* [Your objective]:
Give all of the lines again, with nothing added or dropped.
--- Input material ---
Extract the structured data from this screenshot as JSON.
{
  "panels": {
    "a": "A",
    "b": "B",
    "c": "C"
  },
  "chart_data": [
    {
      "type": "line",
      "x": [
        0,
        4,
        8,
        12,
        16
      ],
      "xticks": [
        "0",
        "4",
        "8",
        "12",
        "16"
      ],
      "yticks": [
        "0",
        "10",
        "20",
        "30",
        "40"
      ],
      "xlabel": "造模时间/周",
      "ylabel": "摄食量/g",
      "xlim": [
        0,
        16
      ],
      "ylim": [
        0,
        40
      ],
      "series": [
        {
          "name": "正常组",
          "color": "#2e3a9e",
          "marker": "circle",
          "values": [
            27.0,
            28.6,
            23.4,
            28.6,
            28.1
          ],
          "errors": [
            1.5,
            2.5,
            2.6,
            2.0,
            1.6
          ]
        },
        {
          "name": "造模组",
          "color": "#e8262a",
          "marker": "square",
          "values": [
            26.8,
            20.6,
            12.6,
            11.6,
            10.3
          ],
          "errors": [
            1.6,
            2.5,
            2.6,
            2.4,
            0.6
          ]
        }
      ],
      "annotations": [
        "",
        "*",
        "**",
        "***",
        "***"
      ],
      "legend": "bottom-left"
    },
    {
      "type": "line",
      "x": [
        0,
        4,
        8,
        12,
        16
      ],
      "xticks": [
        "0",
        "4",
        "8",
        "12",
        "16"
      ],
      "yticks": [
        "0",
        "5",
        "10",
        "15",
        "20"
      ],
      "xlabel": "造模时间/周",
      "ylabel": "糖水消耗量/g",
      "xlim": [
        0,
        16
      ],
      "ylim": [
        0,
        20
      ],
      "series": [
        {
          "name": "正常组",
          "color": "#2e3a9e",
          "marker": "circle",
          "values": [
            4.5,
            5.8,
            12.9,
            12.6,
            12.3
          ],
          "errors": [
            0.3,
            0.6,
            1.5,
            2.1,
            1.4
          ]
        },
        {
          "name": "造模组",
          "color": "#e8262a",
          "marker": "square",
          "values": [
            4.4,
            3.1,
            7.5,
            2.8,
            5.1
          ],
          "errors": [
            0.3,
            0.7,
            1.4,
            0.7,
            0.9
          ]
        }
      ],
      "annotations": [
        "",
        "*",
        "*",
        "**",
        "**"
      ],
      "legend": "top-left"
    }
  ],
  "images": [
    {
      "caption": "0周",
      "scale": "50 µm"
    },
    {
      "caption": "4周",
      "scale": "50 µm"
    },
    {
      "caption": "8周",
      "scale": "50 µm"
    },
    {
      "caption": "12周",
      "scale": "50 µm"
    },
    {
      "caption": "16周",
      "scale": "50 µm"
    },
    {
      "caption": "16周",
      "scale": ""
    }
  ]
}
---
* [Solution below]:
Extract the structured data from this screenshot as JSON.
{
  "panels": {
    "a": "A",
    "b": "B",
    "c": "C"
  },
  "chart_data": [
    {
      "type": "line",
      "x": [
        0,
        4,
        8,
        12,
        16
      ],
      "xticks": [
        "0",
        "4",
        "8",
        "12",
        "16"
      ],
      "yticks": [
        "0",
        "10",
        "20",
        "30",
        "40"
      ],
      "xlabel": "造模时间/周",
      "ylabel": "摄食量/g",
      "xlim": [
        0,
        16
      ],
      "ylim": [
        0,
        40
      ],
      "series": [
        {
          "name": "正常组",
          "color": "#2e3a9e",
          "marker": "circle",
          "values": [
            27.0,
            28.6,
            23.4,
            28.6,
            28.1
          ],
          "errors": [
            1.5,
            2.5,
            2.6,
            2.0,
            1.6
          ]
        },
        {
          "name": "造模组",
          "color": "#e8262a",
          "marker": "square",
          "values": [
            26.8,
            20.6,
            12.6,
            11.6,
            10.3
          ],
          "errors": [
            1.6,
            2.5,
            2.6,
            2.4,
            0.6
          ]
        }
      ],
      "annotations": [
        "",
        "*",
        "**",
        "***",
        "***"
      ],
      "legend": "bottom-left"
    },
    {
      "type": "line",
      "x": [
        0,
        4,
        8,
        12,
        16
      ],
      "xticks": [
        "0",
        "4",
        "8",
        "12",
        "16"
      ],
      "yticks": [
        "0",
        "5",
        "10",
        "15",
        "20"
      ],
      "xlabel": "造模时间/周",
      "ylabel": "糖水消耗量/g",
      "xlim": [
        0,
        16
      ],
      "ylim": [
        0,
        20
      ],
      "series": [
        {
          "name": "正常组",
          "color": "#2e3a9e",
          "marker": "circle",
          "values": [
            4.5,
            5.8,
            12.9,
            12.6,
            12.3
          ],
          "errors": [
            0.3,
            0.6,
            1.5,
            2.1,
            1.4
          ]
        },
        {
          "name": "造模组",
          "color": "#e8262a",
          "marker": "square",
          "values": [
            4.4,
            3.1,
            7.5,
            2.8,
            5.1
          ],
          "errors": [
            0.3,
            0.7,
            1.4,
            0.7,
            0.9
          ]
        }
      ],
      "annotations": [
        "",
        "*",
        "*",
        "**",
        "**"
      ],
      "legend": "top-left"
    }
  ],
  "images": [
    {
      "caption": "0周",
      "scale": "50 µm"
    },
    {
      "caption": "4周",
      "scale": "50 µm"
    },
    {
      "caption": "8周",
      "scale": "50 µm"
    },
    {
      "caption": "12周",
      "scale": "50 µm"
    },
    {
      "caption": "16周",
      "scale": "50 µm"
    },
    {
      "caption": "16周",
      "scale": ""
    }
  ]
}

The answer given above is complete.